> _原文_
Python程序实现NMS

NMS的算法步骤如下:

# INPUT:所有预测出的bounding box (bbx)信息(坐标和置信度confidence), IOU阈值(大于该阈值的bbx将被移除)
for object in all objects:
	(1) 获取当前目标类别下所有bbx的信息
	(2) 将bbx按照confidence从高到低排序,并记录当前confidence最大的bbx
	(3) 计算最大confidence对应的bbx与剩下所有的bbx的IOU,移除所有大于IOU阈值的bbx
	(4) 对剩下的bbx,循环执行(2)和(3)直到所有的bbx均满足要求(即不能再移除bbx)

需要注意的是,NMS是对所有的类别分别执行的。举个栗子,假设最后预测出的矩形框有2类(分别为cup, pen),在NMS之前,每个类别可能都会有不只一个bbx被预测出来,这个时候我们需要对这两个类别分别执行一次NMS过程。
我们用python编写NMS代码,假设对于一张图片,所有的bbx信息已经保存在一个字典中,保存形式如下:
 

predicts_dict: {"cup": [[x1_1, y1_1, x2_1, y2_1, scores1], [x1_2, y1_2, x2_2, y2_2, scores2], ...], "pen": [[x1_1, y1_1, x2_1, y2_1, scores1], [x1_2, y1_2, x2_2, y2_2, scores2], ...]}

即目标的位置和置信度用列表储存,每个列表中的一个子列表代表一个bbx信息。详细的代码如下: 

import numpy as np
def non_max_suppress(predicts_dict, threshold=0.2):
    """
    implement non-maximum supression on predict bounding boxes.
    Args:
        predicts_dict: {"stick": [[x1, y1, x2, y2, scores1], [...]]}.

> _源数据_
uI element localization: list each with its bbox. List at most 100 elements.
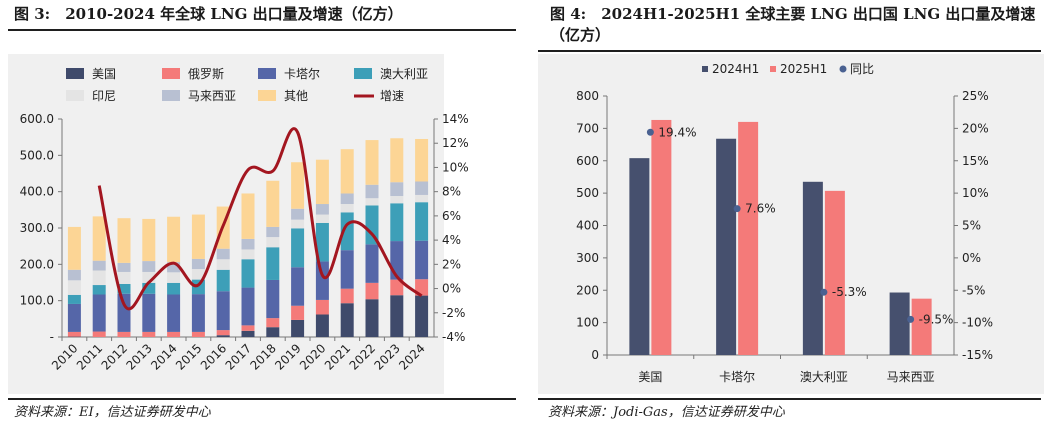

> _待办事项_
请把上面原文中从“# INPUT:所有预测出的bounding box”一直到“足要求(即不能再移除bbx)”的全部文字一字不改地重新写出来。

> _参考答案_
# INPUT:所有预测出的bounding box (bbx)信息(坐标和置信度confidence), IOU阈值(大于该阈值的bbx将被移除)
for object in all objects:
	(1) 获取当前目标类别下所有bbx的信息
	(2) 将bbx按照confidence从高到低排序,并记录当前confidence最大的bbx
	(3) 计算最大confidence对应的bbx与剩下所有的bbx的IOU,移除所有大于IOU阈值的bbx
	(4) 对剩下的bbx,循环执行(2)和(3)直到所有的bbx均满足要求(即不能再移除bbx)